What to work on ::
Return the whole listing, line for line, without the pictures in it.

_ _ _ _

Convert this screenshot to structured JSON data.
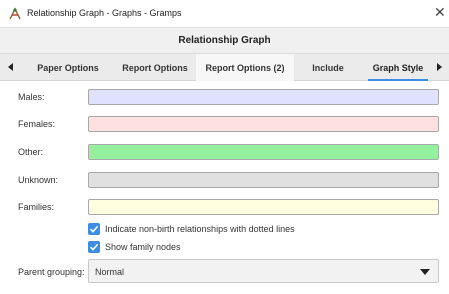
{
  "window": {
    "title": "Relationship Graph - Graphs - Gramps",
    "close_glyph": "✕",
    "icon": "gramps-app-icon"
  },
  "dialog": {
    "title": "Relationship Graph"
  },
  "tabs": {
    "items": [
      {
        "label": "Paper Options"
      },
      {
        "label": "Report Options"
      },
      {
        "label": "Report Options (2)"
      },
      {
        "label": "Include"
      },
      {
        "label": "Graph Style"
      }
    ],
    "active_index": 4,
    "scroll_left_icon": "triangle-left-icon",
    "scroll_right_icon": "triangle-right-icon"
  },
  "colors": {
    "rows": [
      {
        "label": "Males:",
        "color": "#e0e0ff"
      },
      {
        "label": "Females:",
        "color": "#ffe0e0"
      },
      {
        "label": "Other:",
        "color": "#94ef9e"
      },
      {
        "label": "Unknown:",
        "color": "#e0e0e0"
      },
      {
        "label": "Families:",
        "color": "#ffffe0"
      }
    ]
  },
  "checks": {
    "dotted": {
      "label": "Indicate non-birth relationships with dotted lines",
      "checked": true
    },
    "family_nodes": {
      "label": "Show family nodes",
      "checked": true
    }
  },
  "parent_grouping": {
    "label": "Parent grouping:",
    "value": "Normal"
  },
  "accent": "#3d8ee2"
}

_ _ _ _

The output ::
Convert this screenshot to structured JSON data.
{
  "window": {
    "title": "Relationship Graph - Graphs - Gramps",
    "close_glyph": "✕",
    "icon": "gramps-app-icon"
  },
  "dialog": {
    "title": "Relationship Graph"
  },
  "tabs": {
    "items": [
      {
        "label": "Paper Options"
      },
      {
        "label": "Report Options"
      },
      {
        "label": "Report Options (2)"
      },
      {
        "label": "Include"
      },
      {
        "label": "Graph Style"
      }
    ],
    "active_index": 4,
    "scroll_left_icon": "triangle-left-icon",
    "scroll_right_icon": "triangle-right-icon"
  },
  "colors": {
    "rows": [
      {
        "label": "Males:",
        "color": "#e0e0ff"
      },
      {
        "label": "Females:",
        "color": "#ffe0e0"
      },
      {
        "label": "Other:",
        "color": "#94ef9e"
      },
      {
        "label": "Unknown:",
        "color": "#e0e0e0"
      },
      {
        "label": "Families:",
        "color": "#ffffe0"
      }
    ]
  },
  "checks": {
    "dotted": {
      "label": "Indicate non-birth relationships with dotted lines",
      "checked": true
    },
    "family_nodes": {
      "label": "Show family nodes",
      "checked": true
    }
  },
  "parent_grouping": {
    "label": "Parent grouping:",
    "value": "Normal"
  },
  "accent": "#3d8ee2"
}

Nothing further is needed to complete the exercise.